Provided data:
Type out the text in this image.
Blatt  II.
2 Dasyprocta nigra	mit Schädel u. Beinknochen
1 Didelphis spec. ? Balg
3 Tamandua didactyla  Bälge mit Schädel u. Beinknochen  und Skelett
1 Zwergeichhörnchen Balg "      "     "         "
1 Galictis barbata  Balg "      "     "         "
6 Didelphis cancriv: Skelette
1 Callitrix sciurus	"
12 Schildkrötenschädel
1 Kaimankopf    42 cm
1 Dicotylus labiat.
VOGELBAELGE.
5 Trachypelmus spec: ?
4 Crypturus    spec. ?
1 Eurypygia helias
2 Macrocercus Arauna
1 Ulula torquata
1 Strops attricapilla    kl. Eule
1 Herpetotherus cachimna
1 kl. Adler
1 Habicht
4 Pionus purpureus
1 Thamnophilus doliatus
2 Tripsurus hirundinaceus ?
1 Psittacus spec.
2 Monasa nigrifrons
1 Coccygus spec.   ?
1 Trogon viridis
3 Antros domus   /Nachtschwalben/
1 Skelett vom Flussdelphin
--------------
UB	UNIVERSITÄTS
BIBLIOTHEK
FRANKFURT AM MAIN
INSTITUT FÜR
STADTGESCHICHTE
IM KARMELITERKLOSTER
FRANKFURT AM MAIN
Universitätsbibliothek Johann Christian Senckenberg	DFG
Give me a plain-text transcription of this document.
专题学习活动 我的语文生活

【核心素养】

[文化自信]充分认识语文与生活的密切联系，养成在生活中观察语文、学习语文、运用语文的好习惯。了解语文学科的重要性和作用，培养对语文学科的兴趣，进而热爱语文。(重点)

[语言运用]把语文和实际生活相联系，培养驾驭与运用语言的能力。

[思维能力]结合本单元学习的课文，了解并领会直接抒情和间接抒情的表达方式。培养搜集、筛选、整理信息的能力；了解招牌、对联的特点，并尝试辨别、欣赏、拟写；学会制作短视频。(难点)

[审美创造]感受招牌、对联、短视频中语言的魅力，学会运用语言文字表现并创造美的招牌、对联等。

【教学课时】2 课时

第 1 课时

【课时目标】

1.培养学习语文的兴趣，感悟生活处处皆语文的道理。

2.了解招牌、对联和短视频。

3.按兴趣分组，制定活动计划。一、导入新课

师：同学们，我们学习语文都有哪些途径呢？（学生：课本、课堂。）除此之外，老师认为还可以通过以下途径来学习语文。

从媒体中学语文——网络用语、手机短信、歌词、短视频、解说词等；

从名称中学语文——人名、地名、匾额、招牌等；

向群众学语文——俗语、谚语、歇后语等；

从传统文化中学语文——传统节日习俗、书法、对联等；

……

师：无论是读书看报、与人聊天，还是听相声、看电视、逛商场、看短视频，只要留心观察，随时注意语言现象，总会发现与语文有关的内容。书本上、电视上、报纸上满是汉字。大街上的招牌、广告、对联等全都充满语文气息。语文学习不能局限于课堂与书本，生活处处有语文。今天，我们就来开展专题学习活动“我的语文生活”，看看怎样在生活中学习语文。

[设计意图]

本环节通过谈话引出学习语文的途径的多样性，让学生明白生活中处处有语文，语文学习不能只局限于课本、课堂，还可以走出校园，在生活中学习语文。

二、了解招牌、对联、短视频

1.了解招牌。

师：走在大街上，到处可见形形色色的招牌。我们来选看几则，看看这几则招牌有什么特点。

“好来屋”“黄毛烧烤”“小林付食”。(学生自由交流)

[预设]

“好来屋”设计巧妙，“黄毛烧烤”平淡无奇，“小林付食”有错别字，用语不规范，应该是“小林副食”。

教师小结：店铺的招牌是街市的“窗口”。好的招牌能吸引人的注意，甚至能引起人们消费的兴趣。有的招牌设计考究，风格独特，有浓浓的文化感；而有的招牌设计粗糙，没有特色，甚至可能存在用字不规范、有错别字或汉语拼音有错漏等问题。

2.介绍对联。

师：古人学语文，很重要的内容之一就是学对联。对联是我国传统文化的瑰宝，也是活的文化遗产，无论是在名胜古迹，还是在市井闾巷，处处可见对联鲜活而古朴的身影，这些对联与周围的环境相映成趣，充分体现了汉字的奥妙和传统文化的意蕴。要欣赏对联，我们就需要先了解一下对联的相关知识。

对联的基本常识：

Set task: Repeat back the data above, exact to the last character.

Output of the exercise:
Type out the text in this image.
Blatt  II.
2 Dasyprocta nigra	mit Schädel u. Beinknochen
1 Didelphis spec. ? Balg
3 Tamandua didactyla  Bälge mit Schädel u. Beinknochen  und Skelett
1 Zwergeichhörnchen Balg "      "     "         "
1 Galictis barbata  Balg "      "     "         "
6 Didelphis cancriv: Skelette
1 Callitrix sciurus	"
12 Schildkrötenschädel
1 Kaimankopf    42 cm
1 Dicotylus labiat.
VOGELBAELGE.
5 Trachypelmus spec: ?
4 Crypturus    spec. ?
1 Eurypygia helias
2 Macrocercus Arauna
1 Ulula torquata
1 Strops attricapilla    kl. Eule
1 Herpetotherus cachimna
1 kl. Adler
1 Habicht
4 Pionus purpureus
1 Thamnophilus doliatus
2 Tripsurus hirundinaceus ?
1 Psittacus spec.
2 Monasa nigrifrons
1 Coccygus spec.   ?
1 Trogon viridis
3 Antros domus   /Nachtschwalben/
1 Skelett vom Flussdelphin
--------------
UB	UNIVERSITÄTS
BIBLIOTHEK
FRANKFURT AM MAIN
INSTITUT FÜR
STADTGESCHICHTE
IM KARMELITERKLOSTER
FRANKFURT AM MAIN
Universitätsbibliothek Johann Christian Senckenberg	DFG
Give me a plain-text transcription of this document.
专题学习活动 我的语文生活

【核心素养】

[文化自信]充分认识语文与生活的密切联系，养成在生活中观察语文、学习语文、运用语文的好习惯。了解语文学科的重要性和作用，培养对语文学科的兴趣，进而热爱语文。(重点)

[语言运用]把语文和实际生活相联系，培养驾驭与运用语言的能力。

[思维能力]结合本单元学习的课文，了解并领会直接抒情和间接抒情的表达方式。培养搜集、筛选、整理信息的能力；了解招牌、对联的特点，并尝试辨别、欣赏、拟写；学会制作短视频。(难点)

[审美创造]感受招牌、对联、短视频中语言的魅力，学会运用语言文字表现并创造美的招牌、对联等。

【教学课时】2 课时

第 1 课时

【课时目标】

1.培养学习语文的兴趣，感悟生活处处皆语文的道理。

2.了解招牌、对联和短视频。

3.按兴趣分组，制定活动计划。一、导入新课

师：同学们，我们学习语文都有哪些途径呢？（学生：课本、课堂。）除此之外，老师认为还可以通过以下途径来学习语文。

从媒体中学语文——网络用语、手机短信、歌词、短视频、解说词等；

从名称中学语文——人名、地名、匾额、招牌等；

向群众学语文——俗语、谚语、歇后语等；

从传统文化中学语文——传统节日习俗、书法、对联等；

……

师：无论是读书看报、与人聊天，还是听相声、看电视、逛商场、看短视频，只要留心观察，随时注意语言现象，总会发现与语文有关的内容。书本上、电视上、报纸上满是汉字。大街上的招牌、广告、对联等全都充满语文气息。语文学习不能局限于课堂与书本，生活处处有语文。今天，我们就来开展专题学习活动“我的语文生活”，看看怎样在生活中学习语文。

[设计意图]

本环节通过谈话引出学习语文的途径的多样性，让学生明白生活中处处有语文，语文学习不能只局限于课本、课堂，还可以走出校园，在生活中学习语文。

二、了解招牌、对联、短视频

1.了解招牌。

师：走在大街上，到处可见形形色色的招牌。我们来选看几则，看看这几则招牌有什么特点。

“好来屋”“黄毛烧烤”“小林付食”。(学生自由交流)

[预设]

“好来屋”设计巧妙，“黄毛烧烤”平淡无奇，“小林付食”有错别字，用语不规范，应该是“小林副食”。

教师小结：店铺的招牌是街市的“窗口”。好的招牌能吸引人的注意，甚至能引起人们消费的兴趣。有的招牌设计考究，风格独特，有浓浓的文化感；而有的招牌设计粗糙，没有特色，甚至可能存在用字不规范、有错别字或汉语拼音有错漏等问题。

2.介绍对联。

师：古人学语文，很重要的内容之一就是学对联。对联是我国传统文化的瑰宝，也是活的文化遗产，无论是在名胜古迹，还是在市井闾巷，处处可见对联鲜活而古朴的身影，这些对联与周围的环境相映成趣，充分体现了汉字的奥妙和传统文化的意蕴。要欣赏对联，我们就需要先了解一下对联的相关知识。

对联的基本常识：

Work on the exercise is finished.